(Activity)
Please restate each entry exactly, without skipping any.

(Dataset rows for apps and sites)
==================================================

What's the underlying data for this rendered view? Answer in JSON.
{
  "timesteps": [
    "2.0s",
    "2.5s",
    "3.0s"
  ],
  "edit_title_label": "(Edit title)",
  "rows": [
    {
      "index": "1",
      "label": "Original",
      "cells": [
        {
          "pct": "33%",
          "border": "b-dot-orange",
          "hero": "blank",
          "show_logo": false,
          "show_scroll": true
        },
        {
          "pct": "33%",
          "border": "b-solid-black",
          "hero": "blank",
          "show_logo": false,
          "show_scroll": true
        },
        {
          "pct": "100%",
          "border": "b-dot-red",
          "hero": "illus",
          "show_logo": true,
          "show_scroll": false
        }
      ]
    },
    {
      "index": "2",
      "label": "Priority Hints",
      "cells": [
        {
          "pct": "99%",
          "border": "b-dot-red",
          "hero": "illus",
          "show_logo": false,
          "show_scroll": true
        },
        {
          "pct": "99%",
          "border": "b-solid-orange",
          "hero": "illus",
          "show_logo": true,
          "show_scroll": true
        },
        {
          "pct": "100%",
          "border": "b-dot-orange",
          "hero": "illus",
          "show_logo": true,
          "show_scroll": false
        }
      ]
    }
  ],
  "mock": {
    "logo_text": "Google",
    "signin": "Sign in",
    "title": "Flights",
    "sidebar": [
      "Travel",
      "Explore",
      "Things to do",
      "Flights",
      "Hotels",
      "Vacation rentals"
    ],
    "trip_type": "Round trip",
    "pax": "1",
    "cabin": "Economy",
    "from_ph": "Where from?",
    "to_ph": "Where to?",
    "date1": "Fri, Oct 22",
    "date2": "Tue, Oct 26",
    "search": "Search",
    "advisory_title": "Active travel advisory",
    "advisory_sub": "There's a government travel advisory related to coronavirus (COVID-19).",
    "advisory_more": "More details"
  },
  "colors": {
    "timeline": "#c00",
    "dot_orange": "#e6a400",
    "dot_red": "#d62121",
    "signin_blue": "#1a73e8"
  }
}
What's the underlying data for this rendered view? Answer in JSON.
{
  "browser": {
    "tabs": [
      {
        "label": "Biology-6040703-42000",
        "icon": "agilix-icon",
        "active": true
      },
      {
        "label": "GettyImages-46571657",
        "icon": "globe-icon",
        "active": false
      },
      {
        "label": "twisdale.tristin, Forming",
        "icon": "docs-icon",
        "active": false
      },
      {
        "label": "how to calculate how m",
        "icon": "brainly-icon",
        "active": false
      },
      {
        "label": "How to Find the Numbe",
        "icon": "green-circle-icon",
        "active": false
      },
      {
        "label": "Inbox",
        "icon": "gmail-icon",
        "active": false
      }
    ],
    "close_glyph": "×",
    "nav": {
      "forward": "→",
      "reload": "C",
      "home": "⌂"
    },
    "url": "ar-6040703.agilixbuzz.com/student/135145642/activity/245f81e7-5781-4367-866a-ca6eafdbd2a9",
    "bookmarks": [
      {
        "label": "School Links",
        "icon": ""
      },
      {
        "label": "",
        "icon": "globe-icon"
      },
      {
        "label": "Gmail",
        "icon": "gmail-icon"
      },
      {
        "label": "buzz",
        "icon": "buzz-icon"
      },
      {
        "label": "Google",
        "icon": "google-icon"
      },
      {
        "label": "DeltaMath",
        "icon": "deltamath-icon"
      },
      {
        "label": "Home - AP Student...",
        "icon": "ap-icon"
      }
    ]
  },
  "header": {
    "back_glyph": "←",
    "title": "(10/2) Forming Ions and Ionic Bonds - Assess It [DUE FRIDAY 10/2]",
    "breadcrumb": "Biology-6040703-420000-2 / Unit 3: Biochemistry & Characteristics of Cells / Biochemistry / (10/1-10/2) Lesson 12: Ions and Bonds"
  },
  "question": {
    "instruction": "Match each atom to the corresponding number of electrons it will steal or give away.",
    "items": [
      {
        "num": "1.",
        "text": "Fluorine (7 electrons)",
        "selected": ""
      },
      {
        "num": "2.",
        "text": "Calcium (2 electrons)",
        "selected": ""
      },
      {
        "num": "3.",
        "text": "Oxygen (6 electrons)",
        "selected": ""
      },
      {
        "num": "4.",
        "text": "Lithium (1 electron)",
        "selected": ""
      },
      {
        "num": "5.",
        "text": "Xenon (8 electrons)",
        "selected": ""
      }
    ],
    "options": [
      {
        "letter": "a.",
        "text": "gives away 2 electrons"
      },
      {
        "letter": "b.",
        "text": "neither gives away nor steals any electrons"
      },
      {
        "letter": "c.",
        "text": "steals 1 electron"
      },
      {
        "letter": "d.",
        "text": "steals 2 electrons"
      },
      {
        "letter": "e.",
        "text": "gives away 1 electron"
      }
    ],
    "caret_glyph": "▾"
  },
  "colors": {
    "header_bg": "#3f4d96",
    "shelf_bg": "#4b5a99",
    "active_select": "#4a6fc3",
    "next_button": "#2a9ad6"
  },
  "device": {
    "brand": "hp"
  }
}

==================================================

(Answer box)
What's the underlying data for this rendered view? Answer in JSON.
{
  "timesteps": [
    "2.0s",
    "2.5s",
    "3.0s"
  ],
  "edit_title_label": "(Edit title)",
  "rows": [
    {
      "index": "1",
      "label": "Original",
      "cells": [
        {
          "pct": "33%",
          "border": "b-dot-orange",
          "hero": "blank",
          "show_logo": false,
          "show_scroll": true
        },
        {
          "pct": "33%",
          "border": "b-solid-black",
          "hero": "blank",
          "show_logo": false,
          "show_scroll": true
        },
        {
          "pct": "100%",
          "border": "b-dot-red",
          "hero": "illus",
          "show_logo": true,
          "show_scroll": false
        }
      ]
    },
    {
      "index": "2",
      "label": "Priority Hints",
      "cells": [
        {
          "pct": "99%",
          "border": "b-dot-red",
          "hero": "illus",
          "show_logo": false,
          "show_scroll": true
        },
        {
          "pct": "99%",
          "border": "b-solid-orange",
          "hero": "illus",
          "show_logo": true,
          "show_scroll": true
        },
        {
          "pct": "100%",
          "border": "b-dot-orange",
          "hero": "illus",
          "show_logo": true,
          "show_scroll": false
        }
      ]
    }
  ],
  "mock": {
    "logo_text": "Google",
    "signin": "Sign in",
    "title": "Flights",
    "sidebar": [
      "Travel",
      "Explore",
      "Things to do",
      "Flights",
      "Hotels",
      "Vacation rentals"
    ],
    "trip_type": "Round trip",
    "pax": "1",
    "cabin": "Economy",
    "from_ph": "Where from?",
    "to_ph": "Where to?",
    "date1": "Fri, Oct 22",
    "date2": "Tue, Oct 26",
    "search": "Search",
    "advisory_title": "Active travel advisory",
    "advisory_sub": "There's a government travel advisory related to coronavirus (COVID-19).",
    "advisory_more": "More details"
  },
  "colors": {
    "timeline": "#c00",
    "dot_orange": "#e6a400",
    "dot_red": "#d62121",
    "signin_blue": "#1a73e8"
  }
}
What's the underlying data for this rendered view? Answer in JSON.
{
  "browser": {
    "tabs": [
      {
        "label": "Biology-6040703-42000",
        "icon": "agilix-icon",
        "active": true
      },
      {
        "label": "GettyImages-46571657",
        "icon": "globe-icon",
        "active": false
      },
      {
        "label": "twisdale.tristin, Forming",
        "icon": "docs-icon",
        "active": false
      },
      {
        "label": "how to calculate how m",
        "icon": "brainly-icon",
        "active": false
      },
      {
        "label": "How to Find the Numbe",
        "icon": "green-circle-icon",
        "active": false
      },
      {
        "label": "Inbox",
        "icon": "gmail-icon",
        "active": false
      }
    ],
    "close_glyph": "×",
    "nav": {
      "forward": "→",
      "reload": "C",
      "home": "⌂"
    },
    "url": "ar-6040703.agilixbuzz.com/student/135145642/activity/245f81e7-5781-4367-866a-ca6eafdbd2a9",
    "bookmarks": [
      {
        "label": "School Links",
        "icon": ""
      },
      {
        "label": "",
        "icon": "globe-icon"
      },
      {
        "label": "Gmail",
        "icon": "gmail-icon"
      },
      {
        "label": "buzz",
        "icon": "buzz-icon"
      },
      {
        "label": "Google",
        "icon": "google-icon"
      },
      {
        "label": "DeltaMath",
        "icon": "deltamath-icon"
      },
      {
        "label": "Home - AP Student...",
        "icon": "ap-icon"
      }
    ]
  },
  "header": {
    "back_glyph": "←",
    "title": "(10/2) Forming Ions and Ionic Bonds - Assess It [DUE FRIDAY 10/2]",
    "breadcrumb": "Biology-6040703-420000-2 / Unit 3: Biochemistry & Characteristics of Cells / Biochemistry / (10/1-10/2) Lesson 12: Ions and Bonds"
  },
  "question": {
    "instruction": "Match each atom to the corresponding number of electrons it will steal or give away.",
    "items": [
      {
        "num": "1.",
        "text": "Fluorine (7 electrons)",
        "selected": ""
      },
      {
        "num": "2.",
        "text": "Calcium (2 electrons)",
        "selected": ""
      },
      {
        "num": "3.",
        "text": "Oxygen (6 electrons)",
        "selected": ""
      },
      {
        "num": "4.",
        "text": "Lithium (1 electron)",
        "selected": ""
      },
      {
        "num": "5.",
        "text": "Xenon (8 electrons)",
        "selected": ""
      }
    ],
    "options": [
      {
        "letter": "a.",
        "text": "gives away 2 electrons"
      },
      {
        "letter": "b.",
        "text": "neither gives away nor steals any electrons"
      },
      {
        "letter": "c.",
        "text": "steals 1 electron"
      },
      {
        "letter": "d.",
        "text": "steals 2 electrons"
      },
      {
        "letter": "e.",
        "text": "gives away 1 electron"
      }
    ],
    "caret_glyph": "▾"
  },
  "colors": {
    "header_bg": "#3f4d96",
    "shelf_bg": "#4b5a99",
    "active_select": "#4a6fc3",
    "next_button": "#2a9ad6"
  },
  "device": {
    "brand": "hp"
  }
}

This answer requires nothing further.